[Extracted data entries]
[BEGIN]

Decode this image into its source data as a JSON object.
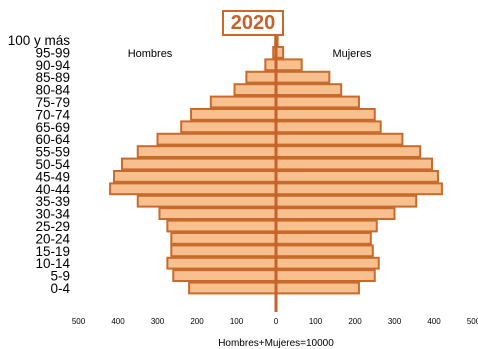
{
  "chart_data": {
    "type": "bar",
    "title": "2020",
    "left_label": "Hombres",
    "right_label": "Mujeres",
    "xlabel": "Hombres+Mujeres=10000",
    "xlim": [
      -500,
      500
    ],
    "x_ticks": [
      "500",
      "400",
      "300",
      "200",
      "100",
      "0",
      "100",
      "200",
      "300",
      "400",
      "500"
    ],
    "categories": [
      "100 y más",
      "95-99",
      "90-94",
      "85-89",
      "80-84",
      "75-79",
      "70-74",
      "65-69",
      "60-64",
      "55-59",
      "50-54",
      "45-49",
      "40-44",
      "35-39",
      "30-34",
      "25-29",
      "20-24",
      "15-19",
      "10-14",
      "5-9",
      "0-4"
    ],
    "series": [
      {
        "name": "Hombres",
        "values": [
          2,
          7,
          27,
          75,
          105,
          165,
          215,
          240,
          300,
          350,
          390,
          410,
          420,
          350,
          295,
          275,
          265,
          265,
          275,
          260,
          220
        ]
      },
      {
        "name": "Mujeres",
        "values": [
          4,
          18,
          65,
          135,
          165,
          210,
          250,
          265,
          320,
          365,
          395,
          410,
          420,
          355,
          300,
          255,
          240,
          245,
          260,
          250,
          210
        ]
      }
    ],
    "colors": {
      "fill": "#f9c08f",
      "edge": "#c86a2b",
      "axis": "#c8602a",
      "title": "#c8602a"
    }
  }
}
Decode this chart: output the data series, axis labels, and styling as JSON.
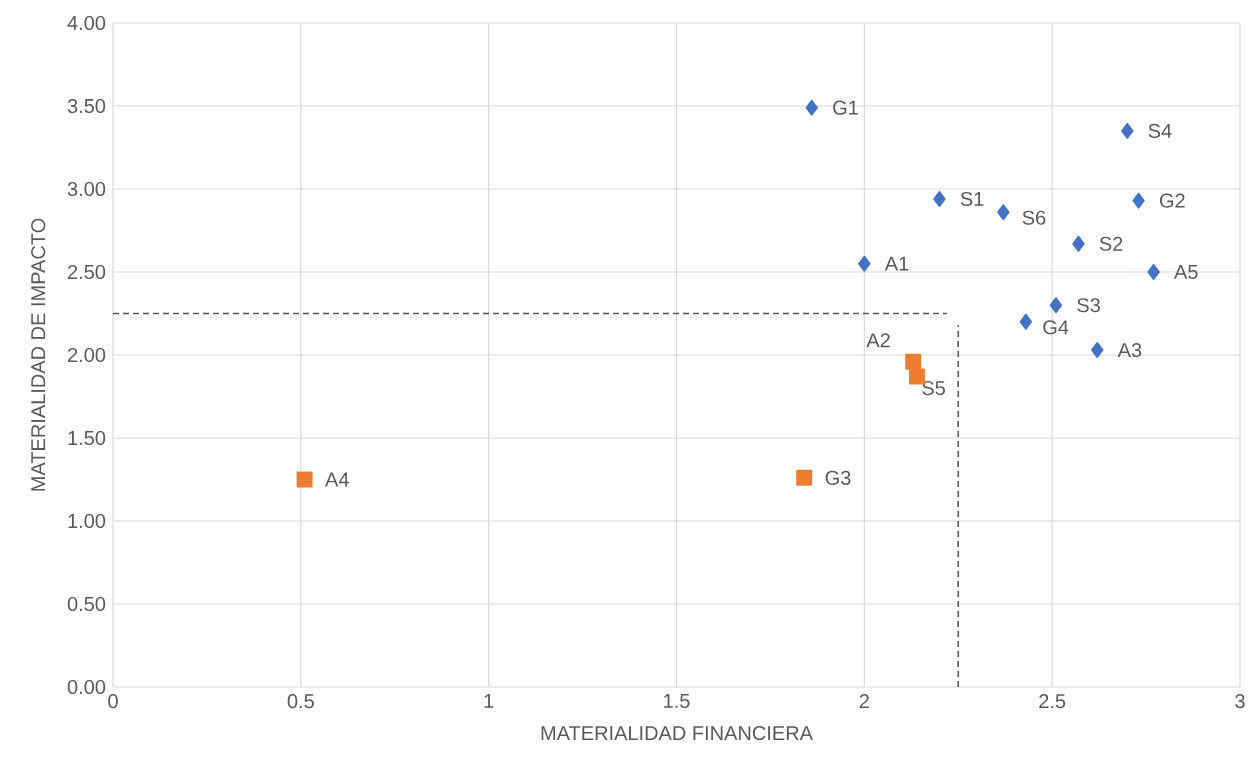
{
  "chart_data": {
    "type": "scatter",
    "xlabel": "MATERIALIDAD FINANCIERA",
    "ylabel": "MATERIALIDAD DE IMPACTO",
    "xlim": [
      0,
      3
    ],
    "xticks": [
      0,
      0.5,
      1,
      1.5,
      2,
      2.5,
      3
    ],
    "ylim": [
      0,
      4
    ],
    "yticks": [
      {
        "value": 0,
        "label": "0.00"
      },
      {
        "value": 0.5,
        "label": "0.50"
      },
      {
        "value": 1,
        "label": "1.00"
      },
      {
        "value": 1.5,
        "label": "1.50"
      },
      {
        "value": 2,
        "label": "2.00"
      },
      {
        "value": 2.5,
        "label": "2.50"
      },
      {
        "value": 3,
        "label": "3.00"
      },
      {
        "value": 3.5,
        "label": "3.50"
      },
      {
        "value": 4,
        "label": "4.00"
      }
    ],
    "grid": true,
    "series": [
      {
        "color": "#4472c4",
        "marker": "diamond",
        "x": [
          1.86,
          2.7,
          2.2,
          2.37,
          2.73,
          2.57,
          2.0,
          2.77,
          2.51,
          2.43,
          2.62
        ],
        "values": [
          3.49,
          3.35,
          2.94,
          2.86,
          2.93,
          2.67,
          2.55,
          2.5,
          2.3,
          2.2,
          2.03
        ]
      },
      {
        "color": "#ed7d31",
        "marker": "square",
        "x": [
          2.13,
          2.14,
          0.51,
          1.84
        ],
        "values": [
          1.96,
          1.87,
          1.25,
          1.26
        ]
      },
      {
        "type": "line",
        "color": "#595959",
        "line_style": "dashed",
        "marker": "none",
        "x": [
          0,
          2.22
        ],
        "values": [
          2.25,
          2.25
        ]
      },
      {
        "type": "line",
        "color": "#595959",
        "line_style": "dashed",
        "marker": "none",
        "x": [
          2.25,
          2.25
        ],
        "values": [
          0,
          2.18
        ]
      }
    ],
    "annotations": [
      {
        "text": "G1",
        "x": 1.86,
        "y": 3.49
      },
      {
        "text": "S4",
        "x": 2.7,
        "y": 3.35
      },
      {
        "text": "S1",
        "x": 2.2,
        "y": 2.94
      },
      {
        "text": "S6",
        "x": 2.37,
        "y": 2.86
      },
      {
        "text": "G2",
        "x": 2.73,
        "y": 2.93
      },
      {
        "text": "S2",
        "x": 2.57,
        "y": 2.67
      },
      {
        "text": "A1",
        "x": 2.0,
        "y": 2.55
      },
      {
        "text": "A5",
        "x": 2.77,
        "y": 2.5
      },
      {
        "text": "S3",
        "x": 2.51,
        "y": 2.3
      },
      {
        "text": "G4",
        "x": 2.43,
        "y": 2.2
      },
      {
        "text": "A3",
        "x": 2.62,
        "y": 2.03
      },
      {
        "text": "A2",
        "x": 2.13,
        "y": 1.96
      },
      {
        "text": "S5",
        "x": 2.14,
        "y": 1.87
      },
      {
        "text": "A4",
        "x": 0.51,
        "y": 1.25
      },
      {
        "text": "G3",
        "x": 1.84,
        "y": 1.26
      }
    ]
  }
}
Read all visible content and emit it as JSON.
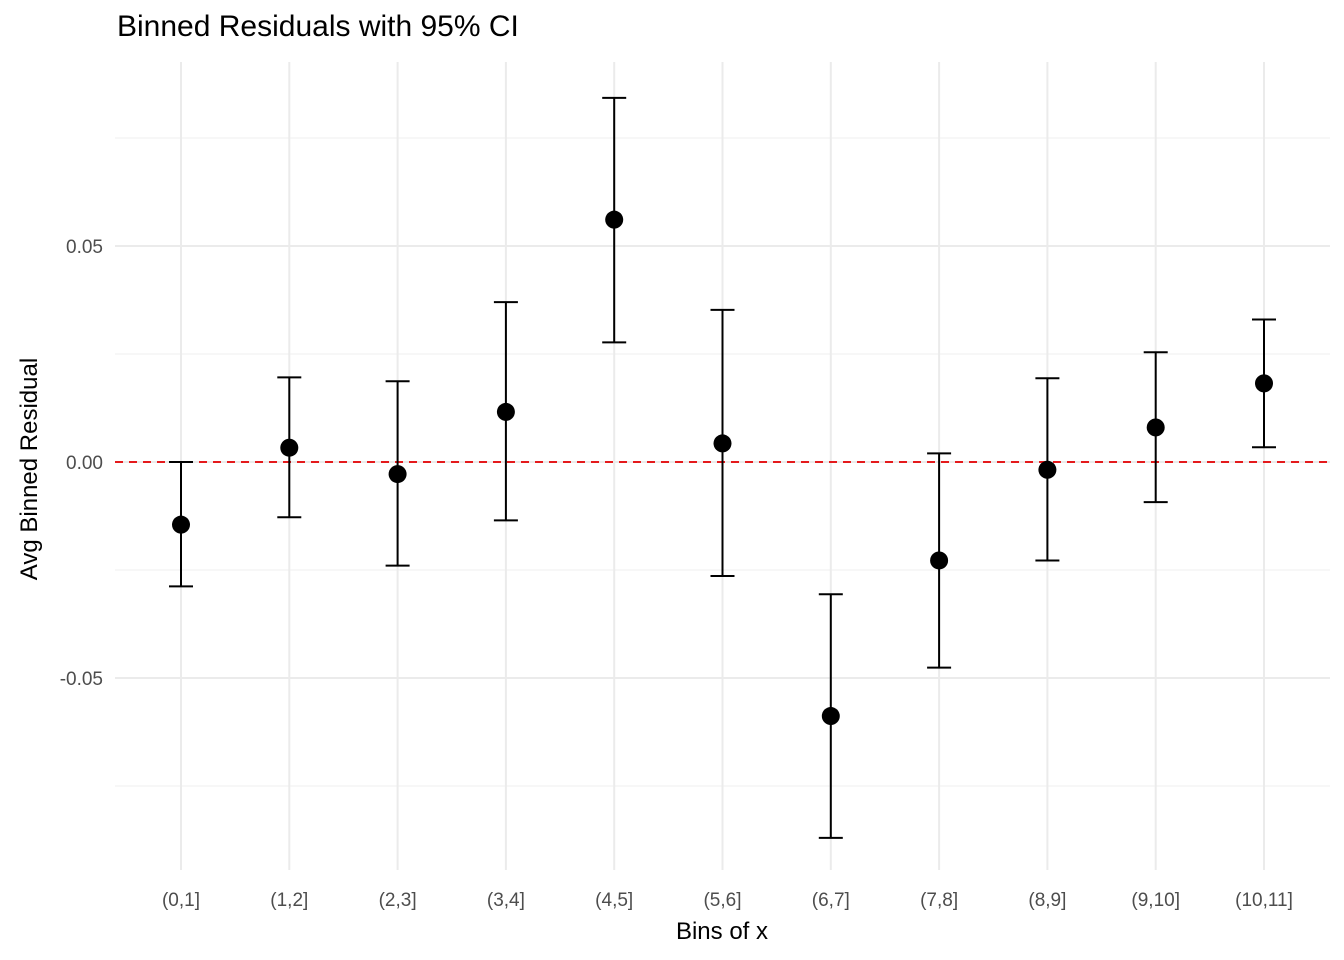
{
  "chart_data": {
    "type": "scatter",
    "title": "Binned Residuals with 95% CI",
    "xlabel": "Bins of x",
    "ylabel": "Avg Binned Residual",
    "categories": [
      "(0,1]",
      "(1,2]",
      "(2,3]",
      "(3,4]",
      "(4,5]",
      "(5,6]",
      "(6,7]",
      "(7,8]",
      "(8,9]",
      "(9,10]",
      "(10,11]"
    ],
    "values": [
      -0.0145,
      0.0033,
      -0.0028,
      0.0116,
      0.0561,
      0.0043,
      -0.0588,
      -0.0228,
      -0.0018,
      0.008,
      0.0182
    ],
    "ci_lower": [
      -0.0288,
      -0.0128,
      -0.024,
      -0.0135,
      0.0277,
      -0.0264,
      -0.087,
      -0.0476,
      -0.0228,
      -0.0093,
      0.0034
    ],
    "ci_upper": [
      0.0,
      0.0196,
      0.0187,
      0.037,
      0.0843,
      0.0352,
      -0.0306,
      0.002,
      0.0194,
      0.0254,
      0.033
    ],
    "ylim": [
      -0.095,
      0.093
    ],
    "y_ticks": [
      "-0.05",
      "0.00",
      "0.05"
    ],
    "y_tick_values": [
      -0.05,
      0.0,
      0.05
    ],
    "reference_line": {
      "y": 0.0,
      "style": "dashed",
      "color": "#e41a1c"
    },
    "point_color": "#000000",
    "grid": true
  }
}
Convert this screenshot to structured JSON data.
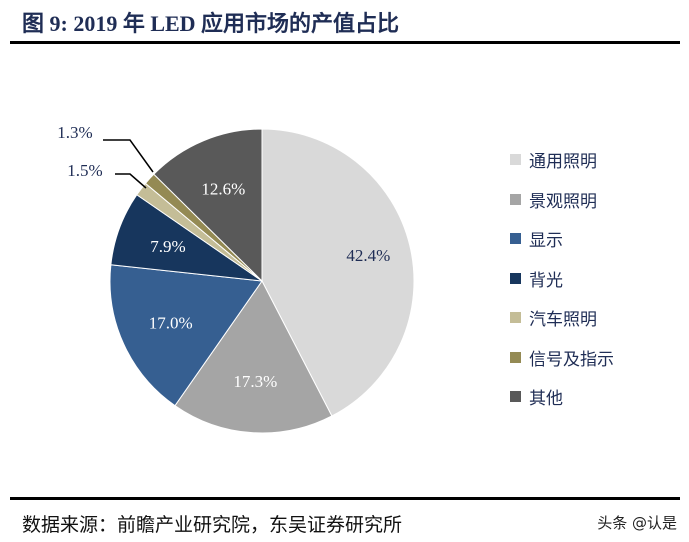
{
  "title": "图 9: 2019 年 LED 应用市场的产值占比",
  "source": "数据来源：前瞻产业研究院，东吴证券研究所",
  "watermark": "头条 @认是",
  "chart_data": {
    "type": "pie",
    "start": "12 o'clock, clockwise",
    "legend_position": "right",
    "categories": [
      "通用照明",
      "景观照明",
      "显示",
      "背光",
      "汽车照明",
      "信号及指示",
      "其他"
    ],
    "values": [
      42.4,
      17.3,
      17.0,
      7.9,
      1.5,
      1.3,
      12.6
    ],
    "labels": [
      "42.4%",
      "17.3%",
      "17.0%",
      "7.9%",
      "1.5%",
      "1.3%",
      "12.6%"
    ],
    "colors": [
      "#d9d9d9",
      "#a5a5a5",
      "#365f91",
      "#17365d",
      "#c4bd97",
      "#948a54",
      "#595959"
    ],
    "label_colors": [
      "#1f2d55",
      "#ffffff",
      "#ffffff",
      "#ffffff",
      "#1f2d55",
      "#1f2d55",
      "#ffffff"
    ]
  }
}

[END]

▶ _What the task asks_: Find every line above that contains the word "title", and return each one.

▶ _The result_:
    "title": "2020",
      "title": "#c8602a"
    "title": "Binned Residuals with 95% CI",
  "title": "图 9: 2019 年 LED 应用市场的产值占比",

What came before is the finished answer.